The exercise -> Identify all lines of the data containing the string "Magdalenenstr" and copy them.

++++ Data listing ++++

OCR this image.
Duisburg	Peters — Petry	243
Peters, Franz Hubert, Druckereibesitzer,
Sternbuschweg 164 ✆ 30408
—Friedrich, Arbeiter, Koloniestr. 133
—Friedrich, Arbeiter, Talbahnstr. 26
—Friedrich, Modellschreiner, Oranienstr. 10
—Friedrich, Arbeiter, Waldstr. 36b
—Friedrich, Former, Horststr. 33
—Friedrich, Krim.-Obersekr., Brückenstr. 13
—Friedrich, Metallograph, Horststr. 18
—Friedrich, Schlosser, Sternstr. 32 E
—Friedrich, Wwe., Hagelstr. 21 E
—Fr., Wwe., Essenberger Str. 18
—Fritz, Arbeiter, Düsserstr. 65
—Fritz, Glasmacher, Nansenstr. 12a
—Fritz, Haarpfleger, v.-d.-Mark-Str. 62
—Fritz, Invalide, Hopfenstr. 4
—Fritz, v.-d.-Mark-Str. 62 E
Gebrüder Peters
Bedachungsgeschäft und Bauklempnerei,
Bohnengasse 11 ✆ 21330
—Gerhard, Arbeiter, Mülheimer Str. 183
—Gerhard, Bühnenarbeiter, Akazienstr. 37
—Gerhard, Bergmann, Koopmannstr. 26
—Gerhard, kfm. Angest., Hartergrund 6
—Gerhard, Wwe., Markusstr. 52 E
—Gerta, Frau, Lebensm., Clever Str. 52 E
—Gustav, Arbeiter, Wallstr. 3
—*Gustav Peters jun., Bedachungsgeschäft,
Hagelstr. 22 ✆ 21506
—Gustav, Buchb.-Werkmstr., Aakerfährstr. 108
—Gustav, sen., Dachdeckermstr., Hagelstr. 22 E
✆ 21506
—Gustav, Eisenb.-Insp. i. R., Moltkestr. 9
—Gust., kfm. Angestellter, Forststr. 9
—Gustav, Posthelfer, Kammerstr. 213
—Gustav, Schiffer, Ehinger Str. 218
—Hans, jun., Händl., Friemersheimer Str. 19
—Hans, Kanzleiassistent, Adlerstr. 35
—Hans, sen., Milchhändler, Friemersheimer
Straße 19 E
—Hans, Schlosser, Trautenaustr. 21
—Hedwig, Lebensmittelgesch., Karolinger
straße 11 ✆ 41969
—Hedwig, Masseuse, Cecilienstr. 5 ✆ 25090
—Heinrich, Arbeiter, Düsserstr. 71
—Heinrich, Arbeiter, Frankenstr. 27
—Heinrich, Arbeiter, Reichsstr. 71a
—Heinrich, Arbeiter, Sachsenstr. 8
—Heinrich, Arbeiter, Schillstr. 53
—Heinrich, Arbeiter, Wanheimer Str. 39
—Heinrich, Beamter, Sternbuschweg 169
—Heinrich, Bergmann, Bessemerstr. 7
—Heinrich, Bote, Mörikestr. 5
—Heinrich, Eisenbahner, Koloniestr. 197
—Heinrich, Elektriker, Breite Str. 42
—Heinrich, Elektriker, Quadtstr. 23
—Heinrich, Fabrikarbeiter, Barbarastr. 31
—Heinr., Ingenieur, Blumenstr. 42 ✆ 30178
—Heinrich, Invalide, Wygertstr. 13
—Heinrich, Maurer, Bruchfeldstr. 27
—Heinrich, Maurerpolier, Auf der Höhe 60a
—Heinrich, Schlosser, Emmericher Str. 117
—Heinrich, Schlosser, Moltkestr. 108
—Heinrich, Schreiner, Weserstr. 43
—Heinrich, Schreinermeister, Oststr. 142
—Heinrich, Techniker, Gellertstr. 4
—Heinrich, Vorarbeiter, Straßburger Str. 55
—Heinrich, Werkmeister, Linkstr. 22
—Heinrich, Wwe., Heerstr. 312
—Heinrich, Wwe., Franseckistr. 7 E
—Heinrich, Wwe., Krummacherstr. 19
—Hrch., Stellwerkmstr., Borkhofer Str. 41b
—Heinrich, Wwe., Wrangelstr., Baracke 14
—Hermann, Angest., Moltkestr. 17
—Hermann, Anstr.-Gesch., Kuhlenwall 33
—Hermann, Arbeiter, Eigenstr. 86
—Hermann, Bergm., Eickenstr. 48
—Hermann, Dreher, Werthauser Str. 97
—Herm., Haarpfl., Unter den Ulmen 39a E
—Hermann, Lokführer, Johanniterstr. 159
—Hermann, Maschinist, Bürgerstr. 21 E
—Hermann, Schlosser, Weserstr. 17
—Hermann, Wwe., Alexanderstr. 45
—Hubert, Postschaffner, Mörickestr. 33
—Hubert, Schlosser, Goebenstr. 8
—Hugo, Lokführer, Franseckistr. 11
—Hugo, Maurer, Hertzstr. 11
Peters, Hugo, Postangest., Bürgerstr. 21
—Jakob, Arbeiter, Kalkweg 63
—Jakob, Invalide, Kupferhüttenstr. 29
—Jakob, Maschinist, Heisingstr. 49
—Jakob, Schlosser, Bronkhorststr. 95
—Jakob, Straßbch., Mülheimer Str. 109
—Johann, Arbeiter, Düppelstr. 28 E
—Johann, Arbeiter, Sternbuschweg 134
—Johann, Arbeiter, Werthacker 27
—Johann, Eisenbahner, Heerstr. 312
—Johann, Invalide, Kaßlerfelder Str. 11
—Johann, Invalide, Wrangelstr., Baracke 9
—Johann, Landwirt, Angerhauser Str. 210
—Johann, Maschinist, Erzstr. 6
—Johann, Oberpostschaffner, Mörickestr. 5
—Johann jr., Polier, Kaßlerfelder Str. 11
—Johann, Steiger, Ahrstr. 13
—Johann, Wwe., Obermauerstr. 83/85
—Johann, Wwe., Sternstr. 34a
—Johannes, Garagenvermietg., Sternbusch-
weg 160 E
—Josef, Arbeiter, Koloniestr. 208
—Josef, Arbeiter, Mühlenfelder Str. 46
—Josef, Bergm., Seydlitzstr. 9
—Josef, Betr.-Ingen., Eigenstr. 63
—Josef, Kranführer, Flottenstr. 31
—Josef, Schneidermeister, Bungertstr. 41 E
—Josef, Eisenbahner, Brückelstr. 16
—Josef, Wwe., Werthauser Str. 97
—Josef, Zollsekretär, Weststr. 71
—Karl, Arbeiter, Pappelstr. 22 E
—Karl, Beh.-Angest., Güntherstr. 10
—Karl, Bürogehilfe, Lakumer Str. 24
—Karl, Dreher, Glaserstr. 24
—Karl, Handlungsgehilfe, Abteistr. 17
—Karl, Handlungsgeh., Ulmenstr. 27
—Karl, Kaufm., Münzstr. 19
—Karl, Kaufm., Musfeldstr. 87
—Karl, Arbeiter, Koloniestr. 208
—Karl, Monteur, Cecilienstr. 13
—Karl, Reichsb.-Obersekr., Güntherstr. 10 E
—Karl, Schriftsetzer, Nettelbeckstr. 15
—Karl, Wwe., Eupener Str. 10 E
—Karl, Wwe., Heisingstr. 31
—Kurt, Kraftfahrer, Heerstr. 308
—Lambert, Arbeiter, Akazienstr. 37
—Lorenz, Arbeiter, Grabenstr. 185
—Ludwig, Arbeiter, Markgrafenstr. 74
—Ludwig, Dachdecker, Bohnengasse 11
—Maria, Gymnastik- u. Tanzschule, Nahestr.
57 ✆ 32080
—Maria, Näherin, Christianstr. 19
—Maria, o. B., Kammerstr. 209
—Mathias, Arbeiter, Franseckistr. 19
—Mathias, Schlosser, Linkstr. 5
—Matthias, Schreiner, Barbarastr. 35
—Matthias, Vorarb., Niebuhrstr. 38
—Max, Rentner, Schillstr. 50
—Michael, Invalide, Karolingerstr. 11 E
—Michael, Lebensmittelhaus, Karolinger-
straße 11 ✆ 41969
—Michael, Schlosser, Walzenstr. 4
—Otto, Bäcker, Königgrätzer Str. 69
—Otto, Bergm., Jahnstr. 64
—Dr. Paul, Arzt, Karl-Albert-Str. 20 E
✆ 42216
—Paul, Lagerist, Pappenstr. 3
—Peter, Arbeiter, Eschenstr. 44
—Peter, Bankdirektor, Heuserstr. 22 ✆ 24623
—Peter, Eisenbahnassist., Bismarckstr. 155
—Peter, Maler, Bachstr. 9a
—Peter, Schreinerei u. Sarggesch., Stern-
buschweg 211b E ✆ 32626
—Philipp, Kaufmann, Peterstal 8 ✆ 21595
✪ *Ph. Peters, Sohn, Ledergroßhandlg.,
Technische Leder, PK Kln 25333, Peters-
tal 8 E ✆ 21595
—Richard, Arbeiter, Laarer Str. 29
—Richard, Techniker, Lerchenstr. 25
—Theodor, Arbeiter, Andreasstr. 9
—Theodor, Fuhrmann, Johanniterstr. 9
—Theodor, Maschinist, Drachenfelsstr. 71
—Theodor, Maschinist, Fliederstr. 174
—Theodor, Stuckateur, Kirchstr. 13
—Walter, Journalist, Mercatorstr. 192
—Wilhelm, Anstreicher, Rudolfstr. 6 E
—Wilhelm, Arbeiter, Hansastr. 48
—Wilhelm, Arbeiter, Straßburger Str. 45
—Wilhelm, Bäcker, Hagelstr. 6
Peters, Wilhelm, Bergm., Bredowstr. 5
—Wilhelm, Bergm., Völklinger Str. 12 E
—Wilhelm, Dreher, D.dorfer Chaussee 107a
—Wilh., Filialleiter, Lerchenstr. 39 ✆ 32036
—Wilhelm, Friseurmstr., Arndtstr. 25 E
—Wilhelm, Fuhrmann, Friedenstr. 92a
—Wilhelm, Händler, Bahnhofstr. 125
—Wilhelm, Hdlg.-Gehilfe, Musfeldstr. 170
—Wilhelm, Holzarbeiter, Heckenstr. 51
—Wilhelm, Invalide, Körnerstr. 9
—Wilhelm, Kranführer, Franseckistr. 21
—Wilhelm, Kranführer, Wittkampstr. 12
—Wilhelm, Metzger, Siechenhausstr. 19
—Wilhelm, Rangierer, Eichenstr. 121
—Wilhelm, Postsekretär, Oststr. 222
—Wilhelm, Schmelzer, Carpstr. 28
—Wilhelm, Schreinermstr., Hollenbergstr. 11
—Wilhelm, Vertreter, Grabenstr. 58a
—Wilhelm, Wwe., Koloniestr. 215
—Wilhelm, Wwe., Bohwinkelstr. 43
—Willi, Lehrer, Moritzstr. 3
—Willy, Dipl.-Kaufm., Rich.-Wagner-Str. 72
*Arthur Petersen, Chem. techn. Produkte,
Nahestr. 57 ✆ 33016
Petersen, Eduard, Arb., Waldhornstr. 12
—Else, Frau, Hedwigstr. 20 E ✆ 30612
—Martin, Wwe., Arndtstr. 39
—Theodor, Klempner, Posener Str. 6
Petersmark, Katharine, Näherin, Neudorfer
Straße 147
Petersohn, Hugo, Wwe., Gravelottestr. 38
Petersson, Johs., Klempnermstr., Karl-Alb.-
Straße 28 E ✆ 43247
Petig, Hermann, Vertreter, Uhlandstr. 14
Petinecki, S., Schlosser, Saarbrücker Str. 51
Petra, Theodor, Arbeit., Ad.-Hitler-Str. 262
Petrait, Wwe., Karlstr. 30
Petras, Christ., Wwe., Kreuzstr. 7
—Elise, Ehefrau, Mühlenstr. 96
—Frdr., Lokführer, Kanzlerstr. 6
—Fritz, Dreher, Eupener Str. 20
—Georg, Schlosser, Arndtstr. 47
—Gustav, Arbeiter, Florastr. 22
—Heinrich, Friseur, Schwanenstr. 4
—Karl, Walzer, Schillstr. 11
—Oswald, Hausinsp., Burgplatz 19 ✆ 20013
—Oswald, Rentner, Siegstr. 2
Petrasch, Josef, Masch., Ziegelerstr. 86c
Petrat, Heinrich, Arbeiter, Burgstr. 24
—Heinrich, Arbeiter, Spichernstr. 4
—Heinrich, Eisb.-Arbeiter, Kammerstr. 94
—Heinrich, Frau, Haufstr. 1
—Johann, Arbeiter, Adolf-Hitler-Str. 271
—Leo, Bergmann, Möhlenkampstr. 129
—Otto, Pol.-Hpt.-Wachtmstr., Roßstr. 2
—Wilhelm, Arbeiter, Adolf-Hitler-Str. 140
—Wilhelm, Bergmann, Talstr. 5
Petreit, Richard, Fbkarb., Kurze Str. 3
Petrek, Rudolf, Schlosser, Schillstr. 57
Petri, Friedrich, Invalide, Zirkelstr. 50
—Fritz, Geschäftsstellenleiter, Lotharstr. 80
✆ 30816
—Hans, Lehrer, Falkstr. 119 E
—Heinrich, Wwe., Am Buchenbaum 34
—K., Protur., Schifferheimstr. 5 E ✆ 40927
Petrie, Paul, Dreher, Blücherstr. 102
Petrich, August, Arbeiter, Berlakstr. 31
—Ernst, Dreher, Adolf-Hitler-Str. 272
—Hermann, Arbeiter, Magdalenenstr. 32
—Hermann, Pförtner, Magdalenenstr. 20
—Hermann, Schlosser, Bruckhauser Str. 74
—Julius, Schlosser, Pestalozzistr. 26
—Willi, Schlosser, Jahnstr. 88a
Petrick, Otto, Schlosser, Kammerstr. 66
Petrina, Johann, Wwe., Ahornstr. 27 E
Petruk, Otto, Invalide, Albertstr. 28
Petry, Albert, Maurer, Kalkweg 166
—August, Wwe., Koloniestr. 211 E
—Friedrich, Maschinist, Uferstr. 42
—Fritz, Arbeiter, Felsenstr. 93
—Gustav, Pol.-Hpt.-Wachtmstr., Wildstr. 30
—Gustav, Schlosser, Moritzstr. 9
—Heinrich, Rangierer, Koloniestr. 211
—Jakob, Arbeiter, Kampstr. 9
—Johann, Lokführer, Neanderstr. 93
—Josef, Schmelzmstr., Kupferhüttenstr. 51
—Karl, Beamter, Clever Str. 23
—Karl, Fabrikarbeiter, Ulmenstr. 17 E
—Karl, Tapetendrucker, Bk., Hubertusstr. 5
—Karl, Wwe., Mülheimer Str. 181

++++

Result for this task ->
—Hermann, Arbeiter, Magdalenenstr. 32
—Hermann, Pförtner, Magdalenenstr. 20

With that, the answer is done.